Records:
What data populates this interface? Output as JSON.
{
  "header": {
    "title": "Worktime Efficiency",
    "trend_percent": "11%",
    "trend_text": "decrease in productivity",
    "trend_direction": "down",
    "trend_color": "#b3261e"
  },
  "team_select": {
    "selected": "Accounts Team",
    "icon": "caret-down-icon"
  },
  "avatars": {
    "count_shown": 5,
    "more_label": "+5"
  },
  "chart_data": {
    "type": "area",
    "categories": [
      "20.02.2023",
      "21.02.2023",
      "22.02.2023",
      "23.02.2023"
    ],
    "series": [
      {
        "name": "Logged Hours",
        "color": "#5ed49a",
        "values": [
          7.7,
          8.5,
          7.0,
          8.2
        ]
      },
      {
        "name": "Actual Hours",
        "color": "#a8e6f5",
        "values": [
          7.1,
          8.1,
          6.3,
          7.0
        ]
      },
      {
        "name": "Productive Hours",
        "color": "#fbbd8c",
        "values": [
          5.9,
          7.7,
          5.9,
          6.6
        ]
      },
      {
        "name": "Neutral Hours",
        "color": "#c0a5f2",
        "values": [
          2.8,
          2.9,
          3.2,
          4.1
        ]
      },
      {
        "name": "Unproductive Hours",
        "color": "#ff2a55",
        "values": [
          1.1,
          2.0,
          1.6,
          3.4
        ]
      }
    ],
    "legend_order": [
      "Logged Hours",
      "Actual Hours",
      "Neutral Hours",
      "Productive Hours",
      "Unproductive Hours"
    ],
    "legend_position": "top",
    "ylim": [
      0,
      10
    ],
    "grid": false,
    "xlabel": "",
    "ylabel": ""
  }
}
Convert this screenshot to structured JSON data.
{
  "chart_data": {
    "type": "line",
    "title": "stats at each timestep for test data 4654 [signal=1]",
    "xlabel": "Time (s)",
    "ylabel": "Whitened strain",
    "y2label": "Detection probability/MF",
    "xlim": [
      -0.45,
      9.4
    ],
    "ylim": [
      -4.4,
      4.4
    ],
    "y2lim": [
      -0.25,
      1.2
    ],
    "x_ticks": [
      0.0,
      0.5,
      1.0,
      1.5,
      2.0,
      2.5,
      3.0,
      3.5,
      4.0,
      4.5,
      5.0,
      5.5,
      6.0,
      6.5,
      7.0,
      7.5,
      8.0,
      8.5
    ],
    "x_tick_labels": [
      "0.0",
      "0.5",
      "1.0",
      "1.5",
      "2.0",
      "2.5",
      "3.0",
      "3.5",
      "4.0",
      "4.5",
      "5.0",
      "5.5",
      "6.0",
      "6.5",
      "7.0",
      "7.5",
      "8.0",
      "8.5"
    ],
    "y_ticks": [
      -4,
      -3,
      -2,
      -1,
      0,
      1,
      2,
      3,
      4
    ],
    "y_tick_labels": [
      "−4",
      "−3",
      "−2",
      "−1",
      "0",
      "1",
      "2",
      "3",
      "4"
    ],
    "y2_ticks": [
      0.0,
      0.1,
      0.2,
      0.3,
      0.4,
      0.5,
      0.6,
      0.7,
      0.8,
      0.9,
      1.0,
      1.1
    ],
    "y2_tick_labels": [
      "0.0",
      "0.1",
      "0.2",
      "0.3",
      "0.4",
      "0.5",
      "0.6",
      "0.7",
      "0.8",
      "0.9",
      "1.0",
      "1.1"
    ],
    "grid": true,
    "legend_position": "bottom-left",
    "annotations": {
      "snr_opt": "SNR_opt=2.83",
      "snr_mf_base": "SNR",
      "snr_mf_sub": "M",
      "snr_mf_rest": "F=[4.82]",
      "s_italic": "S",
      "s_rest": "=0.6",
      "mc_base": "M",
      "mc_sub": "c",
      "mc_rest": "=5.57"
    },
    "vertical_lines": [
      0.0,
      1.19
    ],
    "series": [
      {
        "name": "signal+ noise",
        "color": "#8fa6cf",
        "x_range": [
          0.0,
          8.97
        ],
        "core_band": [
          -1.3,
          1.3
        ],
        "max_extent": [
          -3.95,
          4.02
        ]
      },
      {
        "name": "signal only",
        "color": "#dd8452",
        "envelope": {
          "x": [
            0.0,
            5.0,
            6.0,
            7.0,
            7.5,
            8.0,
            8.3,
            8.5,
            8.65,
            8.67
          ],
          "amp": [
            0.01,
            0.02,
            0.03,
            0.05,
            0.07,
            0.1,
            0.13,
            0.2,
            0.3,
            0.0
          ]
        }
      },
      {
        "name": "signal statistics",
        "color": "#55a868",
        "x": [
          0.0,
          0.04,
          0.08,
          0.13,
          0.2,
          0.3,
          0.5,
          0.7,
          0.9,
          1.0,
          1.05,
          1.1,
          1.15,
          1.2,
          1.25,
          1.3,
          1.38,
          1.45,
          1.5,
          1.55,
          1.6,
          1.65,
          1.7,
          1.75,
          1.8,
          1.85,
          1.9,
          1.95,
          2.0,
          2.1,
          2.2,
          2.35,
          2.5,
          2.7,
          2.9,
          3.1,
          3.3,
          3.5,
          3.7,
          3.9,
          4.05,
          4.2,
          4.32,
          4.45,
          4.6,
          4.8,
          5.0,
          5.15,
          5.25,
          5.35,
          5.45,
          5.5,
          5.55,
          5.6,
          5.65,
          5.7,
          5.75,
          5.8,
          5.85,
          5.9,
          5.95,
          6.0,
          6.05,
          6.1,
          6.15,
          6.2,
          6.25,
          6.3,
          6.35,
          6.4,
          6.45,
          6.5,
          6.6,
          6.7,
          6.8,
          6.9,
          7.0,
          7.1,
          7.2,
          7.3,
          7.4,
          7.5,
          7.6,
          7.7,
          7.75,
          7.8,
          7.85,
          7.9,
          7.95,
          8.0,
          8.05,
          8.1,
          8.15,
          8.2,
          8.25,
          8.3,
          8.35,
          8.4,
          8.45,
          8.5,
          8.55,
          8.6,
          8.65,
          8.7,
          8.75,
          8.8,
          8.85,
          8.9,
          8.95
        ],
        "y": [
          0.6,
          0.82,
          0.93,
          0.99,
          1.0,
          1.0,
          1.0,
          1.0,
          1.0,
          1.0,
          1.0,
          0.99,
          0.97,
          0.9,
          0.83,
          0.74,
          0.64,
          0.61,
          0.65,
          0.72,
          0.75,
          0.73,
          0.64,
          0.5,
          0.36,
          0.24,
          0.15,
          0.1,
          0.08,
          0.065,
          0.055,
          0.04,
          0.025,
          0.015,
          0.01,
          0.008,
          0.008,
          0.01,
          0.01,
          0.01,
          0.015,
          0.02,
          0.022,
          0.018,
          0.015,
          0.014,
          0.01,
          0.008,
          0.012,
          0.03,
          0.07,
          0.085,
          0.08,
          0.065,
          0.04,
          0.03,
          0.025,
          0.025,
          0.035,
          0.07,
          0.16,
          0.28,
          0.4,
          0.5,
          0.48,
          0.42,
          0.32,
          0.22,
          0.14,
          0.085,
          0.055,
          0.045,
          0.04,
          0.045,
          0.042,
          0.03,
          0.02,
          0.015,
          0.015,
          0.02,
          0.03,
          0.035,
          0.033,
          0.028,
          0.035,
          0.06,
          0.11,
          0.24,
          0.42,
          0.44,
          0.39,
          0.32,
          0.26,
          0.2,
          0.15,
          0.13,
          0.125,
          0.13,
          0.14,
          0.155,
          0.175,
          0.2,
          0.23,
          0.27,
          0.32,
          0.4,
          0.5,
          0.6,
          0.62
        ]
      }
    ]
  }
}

AIM: Output the lines above verbatim and in full.

TASK SOLUTION:
What data populates this interface? Output as JSON.
{
  "header": {
    "title": "Worktime Efficiency",
    "trend_percent": "11%",
    "trend_text": "decrease in productivity",
    "trend_direction": "down",
    "trend_color": "#b3261e"
  },
  "team_select": {
    "selected": "Accounts Team",
    "icon": "caret-down-icon"
  },
  "avatars": {
    "count_shown": 5,
    "more_label": "+5"
  },
  "chart_data": {
    "type": "area",
    "categories": [
      "20.02.2023",
      "21.02.2023",
      "22.02.2023",
      "23.02.2023"
    ],
    "series": [
      {
        "name": "Logged Hours",
        "color": "#5ed49a",
        "values": [
          7.7,
          8.5,
          7.0,
          8.2
        ]
      },
      {
        "name": "Actual Hours",
        "color": "#a8e6f5",
        "values": [
          7.1,
          8.1,
          6.3,
          7.0
        ]
      },
      {
        "name": "Productive Hours",
        "color": "#fbbd8c",
        "values": [
          5.9,
          7.7,
          5.9,
          6.6
        ]
      },
      {
        "name": "Neutral Hours",
        "color": "#c0a5f2",
        "values": [
          2.8,
          2.9,
          3.2,
          4.1
        ]
      },
      {
        "name": "Unproductive Hours",
        "color": "#ff2a55",
        "values": [
          1.1,
          2.0,
          1.6,
          3.4
        ]
      }
    ],
    "legend_order": [
      "Logged Hours",
      "Actual Hours",
      "Neutral Hours",
      "Productive Hours",
      "Unproductive Hours"
    ],
    "legend_position": "top",
    "ylim": [
      0,
      10
    ],
    "grid": false,
    "xlabel": "",
    "ylabel": ""
  }
}
Convert this screenshot to structured JSON data.
{
  "chart_data": {
    "type": "line",
    "title": "stats at each timestep for test data 4654 [signal=1]",
    "xlabel": "Time (s)",
    "ylabel": "Whitened strain",
    "y2label": "Detection probability/MF",
    "xlim": [
      -0.45,
      9.4
    ],
    "ylim": [
      -4.4,
      4.4
    ],
    "y2lim": [
      -0.25,
      1.2
    ],
    "x_ticks": [
      0.0,
      0.5,
      1.0,
      1.5,
      2.0,
      2.5,
      3.0,
      3.5,
      4.0,
      4.5,
      5.0,
      5.5,
      6.0,
      6.5,
      7.0,
      7.5,
      8.0,
      8.5
    ],
    "x_tick_labels": [
      "0.0",
      "0.5",
      "1.0",
      "1.5",
      "2.0",
      "2.5",
      "3.0",
      "3.5",
      "4.0",
      "4.5",
      "5.0",
      "5.5",
      "6.0",
      "6.5",
      "7.0",
      "7.5",
      "8.0",
      "8.5"
    ],
    "y_ticks": [
      -4,
      -3,
      -2,
      -1,
      0,
      1,
      2,
      3,
      4
    ],
    "y_tick_labels": [
      "−4",
      "−3",
      "−2",
      "−1",
      "0",
      "1",
      "2",
      "3",
      "4"
    ],
    "y2_ticks": [
      0.0,
      0.1,
      0.2,
      0.3,
      0.4,
      0.5,
      0.6,
      0.7,
      0.8,
      0.9,
      1.0,
      1.1
    ],
    "y2_tick_labels": [
      "0.0",
      "0.1",
      "0.2",
      "0.3",
      "0.4",
      "0.5",
      "0.6",
      "0.7",
      "0.8",
      "0.9",
      "1.0",
      "1.1"
    ],
    "grid": true,
    "legend_position": "bottom-left",
    "annotations": {
      "snr_opt": "SNR_opt=2.83",
      "snr_mf_base": "SNR",
      "snr_mf_sub": "M",
      "snr_mf_rest": "F=[4.82]",
      "s_italic": "S",
      "s_rest": "=0.6",
      "mc_base": "M",
      "mc_sub": "c",
      "mc_rest": "=5.57"
    },
    "vertical_lines": [
      0.0,
      1.19
    ],
    "series": [
      {
        "name": "signal+ noise",
        "color": "#8fa6cf",
        "x_range": [
          0.0,
          8.97
        ],
        "core_band": [
          -1.3,
          1.3
        ],
        "max_extent": [
          -3.95,
          4.02
        ]
      },
      {
        "name": "signal only",
        "color": "#dd8452",
        "envelope": {
          "x": [
            0.0,
            5.0,
            6.0,
            7.0,
            7.5,
            8.0,
            8.3,
            8.5,
            8.65,
            8.67
          ],
          "amp": [
            0.01,
            0.02,
            0.03,
            0.05,
            0.07,
            0.1,
            0.13,
            0.2,
            0.3,
            0.0
          ]
        }
      },
      {
        "name": "signal statistics",
        "color": "#55a868",
        "x": [
          0.0,
          0.04,
          0.08,
          0.13,
          0.2,
          0.3,
          0.5,
          0.7,
          0.9,
          1.0,
          1.05,
          1.1,
          1.15,
          1.2,
          1.25,
          1.3,
          1.38,
          1.45,
          1.5,
          1.55,
          1.6,
          1.65,
          1.7,
          1.75,
          1.8,
          1.85,
          1.9,
          1.95,
          2.0,
          2.1,
          2.2,
          2.35,
          2.5,
          2.7,
          2.9,
          3.1,
          3.3,
          3.5,
          3.7,
          3.9,
          4.05,
          4.2,
          4.32,
          4.45,
          4.6,
          4.8,
          5.0,
          5.15,
          5.25,
          5.35,
          5.45,
          5.5,
          5.55,
          5.6,
          5.65,
          5.7,
          5.75,
          5.8,
          5.85,
          5.9,
          5.95,
          6.0,
          6.05,
          6.1,
          6.15,
          6.2,
          6.25,
          6.3,
          6.35,
          6.4,
          6.45,
          6.5,
          6.6,
          6.7,
          6.8,
          6.9,
          7.0,
          7.1,
          7.2,
          7.3,
          7.4,
          7.5,
          7.6,
          7.7,
          7.75,
          7.8,
          7.85,
          7.9,
          7.95,
          8.0,
          8.05,
          8.1,
          8.15,
          8.2,
          8.25,
          8.3,
          8.35,
          8.4,
          8.45,
          8.5,
          8.55,
          8.6,
          8.65,
          8.7,
          8.75,
          8.8,
          8.85,
          8.9,
          8.95
        ],
        "y": [
          0.6,
          0.82,
          0.93,
          0.99,
          1.0,
          1.0,
          1.0,
          1.0,
          1.0,
          1.0,
          1.0,
          0.99,
          0.97,
          0.9,
          0.83,
          0.74,
          0.64,
          0.61,
          0.65,
          0.72,
          0.75,
          0.73,
          0.64,
          0.5,
          0.36,
          0.24,
          0.15,
          0.1,
          0.08,
          0.065,
          0.055,
          0.04,
          0.025,
          0.015,
          0.01,
          0.008,
          0.008,
          0.01,
          0.01,
          0.01,
          0.015,
          0.02,
          0.022,
          0.018,
          0.015,
          0.014,
          0.01,
          0.008,
          0.012,
          0.03,
          0.07,
          0.085,
          0.08,
          0.065,
          0.04,
          0.03,
          0.025,
          0.025,
          0.035,
          0.07,
          0.16,
          0.28,
          0.4,
          0.5,
          0.48,
          0.42,
          0.32,
          0.22,
          0.14,
          0.085,
          0.055,
          0.045,
          0.04,
          0.045,
          0.042,
          0.03,
          0.02,
          0.015,
          0.015,
          0.02,
          0.03,
          0.035,
          0.033,
          0.028,
          0.035,
          0.06,
          0.11,
          0.24,
          0.42,
          0.44,
          0.39,
          0.32,
          0.26,
          0.2,
          0.15,
          0.13,
          0.125,
          0.13,
          0.14,
          0.155,
          0.175,
          0.2,
          0.23,
          0.27,
          0.32,
          0.4,
          0.5,
          0.6,
          0.62
        ]
      }
    ]
  }
}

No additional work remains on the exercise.